---------- Supplied data

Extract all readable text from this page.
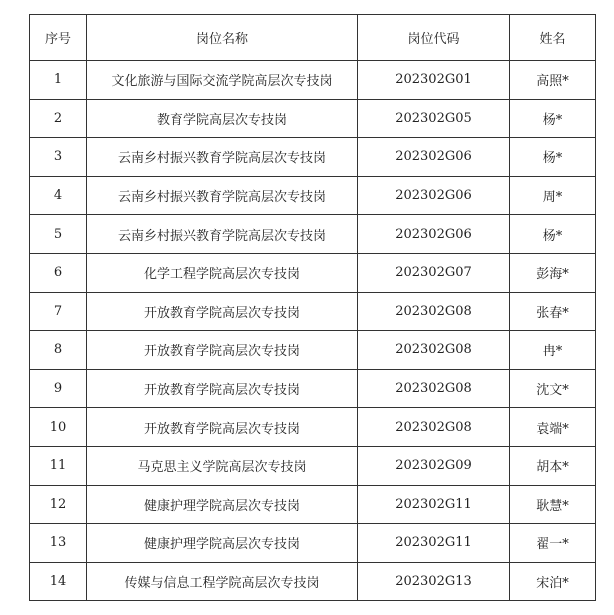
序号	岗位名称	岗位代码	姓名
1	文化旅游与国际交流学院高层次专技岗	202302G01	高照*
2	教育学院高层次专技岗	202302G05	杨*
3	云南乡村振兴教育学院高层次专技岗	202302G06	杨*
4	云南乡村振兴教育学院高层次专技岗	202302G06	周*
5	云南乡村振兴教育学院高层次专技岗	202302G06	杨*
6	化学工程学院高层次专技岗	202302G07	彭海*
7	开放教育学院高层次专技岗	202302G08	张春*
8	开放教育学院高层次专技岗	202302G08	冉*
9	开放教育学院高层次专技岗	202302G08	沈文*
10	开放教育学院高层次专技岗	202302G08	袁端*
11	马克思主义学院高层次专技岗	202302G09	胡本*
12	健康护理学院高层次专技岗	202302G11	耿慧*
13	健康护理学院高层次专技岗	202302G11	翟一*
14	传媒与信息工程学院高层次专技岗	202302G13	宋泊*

--------------------

What is needed. Pull every line containing the word "云南乡村振兴教育学院高层次专技岗" out of the entries above.

The answer.
3	云南乡村振兴教育学院高层次专技岗	202302G06	杨*
4	云南乡村振兴教育学院高层次专技岗	202302G06	周*
5	云南乡村振兴教育学院高层次专技岗	202302G06	杨*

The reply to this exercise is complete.